── MATERIAL SHOWN ──

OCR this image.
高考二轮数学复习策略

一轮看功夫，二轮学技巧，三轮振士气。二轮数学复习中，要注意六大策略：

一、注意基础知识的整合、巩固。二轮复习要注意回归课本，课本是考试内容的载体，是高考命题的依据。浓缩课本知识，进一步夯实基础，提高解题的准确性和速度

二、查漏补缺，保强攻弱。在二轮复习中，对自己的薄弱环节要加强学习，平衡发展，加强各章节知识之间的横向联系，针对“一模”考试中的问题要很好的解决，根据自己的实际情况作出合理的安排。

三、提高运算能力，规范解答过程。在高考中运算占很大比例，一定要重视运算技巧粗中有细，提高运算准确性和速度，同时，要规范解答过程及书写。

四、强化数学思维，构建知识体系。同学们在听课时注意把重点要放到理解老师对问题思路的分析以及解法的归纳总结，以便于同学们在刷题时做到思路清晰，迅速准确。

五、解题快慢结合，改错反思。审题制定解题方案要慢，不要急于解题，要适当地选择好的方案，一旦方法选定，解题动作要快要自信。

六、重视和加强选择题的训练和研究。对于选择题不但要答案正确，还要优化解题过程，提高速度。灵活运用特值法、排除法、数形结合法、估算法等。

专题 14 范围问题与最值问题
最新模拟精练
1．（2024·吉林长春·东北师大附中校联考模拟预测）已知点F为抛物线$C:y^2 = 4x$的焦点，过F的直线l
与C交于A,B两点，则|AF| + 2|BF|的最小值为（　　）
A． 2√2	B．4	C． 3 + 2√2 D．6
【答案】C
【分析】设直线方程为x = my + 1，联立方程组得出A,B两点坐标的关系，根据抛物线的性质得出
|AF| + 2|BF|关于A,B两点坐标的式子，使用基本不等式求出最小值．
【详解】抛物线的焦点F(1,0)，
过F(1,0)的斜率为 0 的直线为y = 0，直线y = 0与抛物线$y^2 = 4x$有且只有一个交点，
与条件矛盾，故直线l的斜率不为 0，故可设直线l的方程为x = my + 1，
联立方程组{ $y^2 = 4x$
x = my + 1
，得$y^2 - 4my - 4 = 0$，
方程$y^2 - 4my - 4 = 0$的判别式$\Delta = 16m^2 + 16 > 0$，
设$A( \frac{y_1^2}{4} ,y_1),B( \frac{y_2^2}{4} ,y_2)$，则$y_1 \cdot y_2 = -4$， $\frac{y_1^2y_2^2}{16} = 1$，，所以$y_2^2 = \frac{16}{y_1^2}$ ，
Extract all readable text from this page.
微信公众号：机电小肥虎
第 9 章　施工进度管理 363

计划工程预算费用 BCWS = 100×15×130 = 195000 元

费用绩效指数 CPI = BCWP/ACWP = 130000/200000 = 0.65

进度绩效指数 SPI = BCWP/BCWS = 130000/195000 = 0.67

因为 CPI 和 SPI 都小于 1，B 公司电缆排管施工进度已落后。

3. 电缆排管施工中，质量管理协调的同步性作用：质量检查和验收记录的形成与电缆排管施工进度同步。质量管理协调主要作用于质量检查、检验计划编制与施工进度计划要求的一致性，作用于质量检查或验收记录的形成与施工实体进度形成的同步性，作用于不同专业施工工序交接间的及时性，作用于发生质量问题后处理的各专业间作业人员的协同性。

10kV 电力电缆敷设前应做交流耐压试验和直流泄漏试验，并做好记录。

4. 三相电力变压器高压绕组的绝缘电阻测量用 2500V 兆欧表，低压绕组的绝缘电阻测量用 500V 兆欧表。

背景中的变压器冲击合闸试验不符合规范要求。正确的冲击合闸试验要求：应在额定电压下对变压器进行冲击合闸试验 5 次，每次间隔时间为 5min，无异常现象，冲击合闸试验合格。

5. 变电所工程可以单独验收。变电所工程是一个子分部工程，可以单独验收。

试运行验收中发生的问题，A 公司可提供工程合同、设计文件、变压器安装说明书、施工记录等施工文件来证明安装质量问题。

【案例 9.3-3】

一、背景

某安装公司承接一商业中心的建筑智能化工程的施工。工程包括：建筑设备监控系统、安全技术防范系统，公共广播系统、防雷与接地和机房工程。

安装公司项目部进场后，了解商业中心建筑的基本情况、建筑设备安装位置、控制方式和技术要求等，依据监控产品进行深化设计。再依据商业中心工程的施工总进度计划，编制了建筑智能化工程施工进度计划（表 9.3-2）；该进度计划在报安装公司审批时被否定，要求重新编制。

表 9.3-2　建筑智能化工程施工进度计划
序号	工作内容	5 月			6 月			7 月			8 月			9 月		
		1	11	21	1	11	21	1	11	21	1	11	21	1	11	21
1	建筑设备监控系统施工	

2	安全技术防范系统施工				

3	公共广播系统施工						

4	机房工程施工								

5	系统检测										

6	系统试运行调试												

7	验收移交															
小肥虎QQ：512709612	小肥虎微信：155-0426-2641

───

Could you transcribe the records in full, exactly?

OCR this image.
高考二轮数学复习策略

一轮看功夫，二轮学技巧，三轮振士气。二轮数学复习中，要注意六大策略：

一、注意基础知识的整合、巩固。二轮复习要注意回归课本，课本是考试内容的载体，是高考命题的依据。浓缩课本知识，进一步夯实基础，提高解题的准确性和速度

二、查漏补缺，保强攻弱。在二轮复习中，对自己的薄弱环节要加强学习，平衡发展，加强各章节知识之间的横向联系，针对“一模”考试中的问题要很好的解决，根据自己的实际情况作出合理的安排。

三、提高运算能力，规范解答过程。在高考中运算占很大比例，一定要重视运算技巧粗中有细，提高运算准确性和速度，同时，要规范解答过程及书写。

四、强化数学思维，构建知识体系。同学们在听课时注意把重点要放到理解老师对问题思路的分析以及解法的归纳总结，以便于同学们在刷题时做到思路清晰，迅速准确。

五、解题快慢结合，改错反思。审题制定解题方案要慢，不要急于解题，要适当地选择好的方案，一旦方法选定，解题动作要快要自信。

六、重视和加强选择题的训练和研究。对于选择题不但要答案正确，还要优化解题过程，提高速度。灵活运用特值法、排除法、数形结合法、估算法等。

专题 14 范围问题与最值问题
最新模拟精练
1．（2024·吉林长春·东北师大附中校联考模拟预测）已知点F为抛物线$C:y^2 = 4x$的焦点，过F的直线l
与C交于A,B两点，则|AF| + 2|BF|的最小值为（　　）
A． 2√2	B．4	C． 3 + 2√2 D．6
【答案】C
【分析】设直线方程为x = my + 1，联立方程组得出A,B两点坐标的关系，根据抛物线的性质得出
|AF| + 2|BF|关于A,B两点坐标的式子，使用基本不等式求出最小值．
【详解】抛物线的焦点F(1,0)，
过F(1,0)的斜率为 0 的直线为y = 0，直线y = 0与抛物线$y^2 = 4x$有且只有一个交点，
与条件矛盾，故直线l的斜率不为 0，故可设直线l的方程为x = my + 1，
联立方程组{ $y^2 = 4x$
x = my + 1
，得$y^2 - 4my - 4 = 0$，
方程$y^2 - 4my - 4 = 0$的判别式$\Delta = 16m^2 + 16 > 0$，
设$A( \frac{y_1^2}{4} ,y_1),B( \frac{y_2^2}{4} ,y_2)$，则$y_1 \cdot y_2 = -4$， $\frac{y_1^2y_2^2}{16} = 1$，，所以$y_2^2 = \frac{16}{y_1^2}$ ，
Extract all readable text from this page.
微信公众号：机电小肥虎
第 9 章　施工进度管理 363

计划工程预算费用 BCWS = 100×15×130 = 195000 元

费用绩效指数 CPI = BCWP/ACWP = 130000/200000 = 0.65

进度绩效指数 SPI = BCWP/BCWS = 130000/195000 = 0.67

因为 CPI 和 SPI 都小于 1，B 公司电缆排管施工进度已落后。

3. 电缆排管施工中，质量管理协调的同步性作用：质量检查和验收记录的形成与电缆排管施工进度同步。质量管理协调主要作用于质量检查、检验计划编制与施工进度计划要求的一致性，作用于质量检查或验收记录的形成与施工实体进度形成的同步性，作用于不同专业施工工序交接间的及时性，作用于发生质量问题后处理的各专业间作业人员的协同性。

10kV 电力电缆敷设前应做交流耐压试验和直流泄漏试验，并做好记录。

4. 三相电力变压器高压绕组的绝缘电阻测量用 2500V 兆欧表，低压绕组的绝缘电阻测量用 500V 兆欧表。

背景中的变压器冲击合闸试验不符合规范要求。正确的冲击合闸试验要求：应在额定电压下对变压器进行冲击合闸试验 5 次，每次间隔时间为 5min，无异常现象，冲击合闸试验合格。

5. 变电所工程可以单独验收。变电所工程是一个子分部工程，可以单独验收。

试运行验收中发生的问题，A 公司可提供工程合同、设计文件、变压器安装说明书、施工记录等施工文件来证明安装质量问题。

【案例 9.3-3】

一、背景

某安装公司承接一商业中心的建筑智能化工程的施工。工程包括：建筑设备监控系统、安全技术防范系统，公共广播系统、防雷与接地和机房工程。

安装公司项目部进场后，了解商业中心建筑的基本情况、建筑设备安装位置、控制方式和技术要求等，依据监控产品进行深化设计。再依据商业中心工程的施工总进度计划，编制了建筑智能化工程施工进度计划（表 9.3-2）；该进度计划在报安装公司审批时被否定，要求重新编制。

表 9.3-2　建筑智能化工程施工进度计划
序号	工作内容	5 月			6 月			7 月			8 月			9 月		
		1	11	21	1	11	21	1	11	21	1	11	21	1	11	21
1	建筑设备监控系统施工	

2	安全技术防范系统施工				

3	公共广播系统施工						

4	机房工程施工								

5	系统检测										

6	系统试运行调试												

7	验收移交															
小肥虎QQ：512709612	小肥虎微信：155-0426-2641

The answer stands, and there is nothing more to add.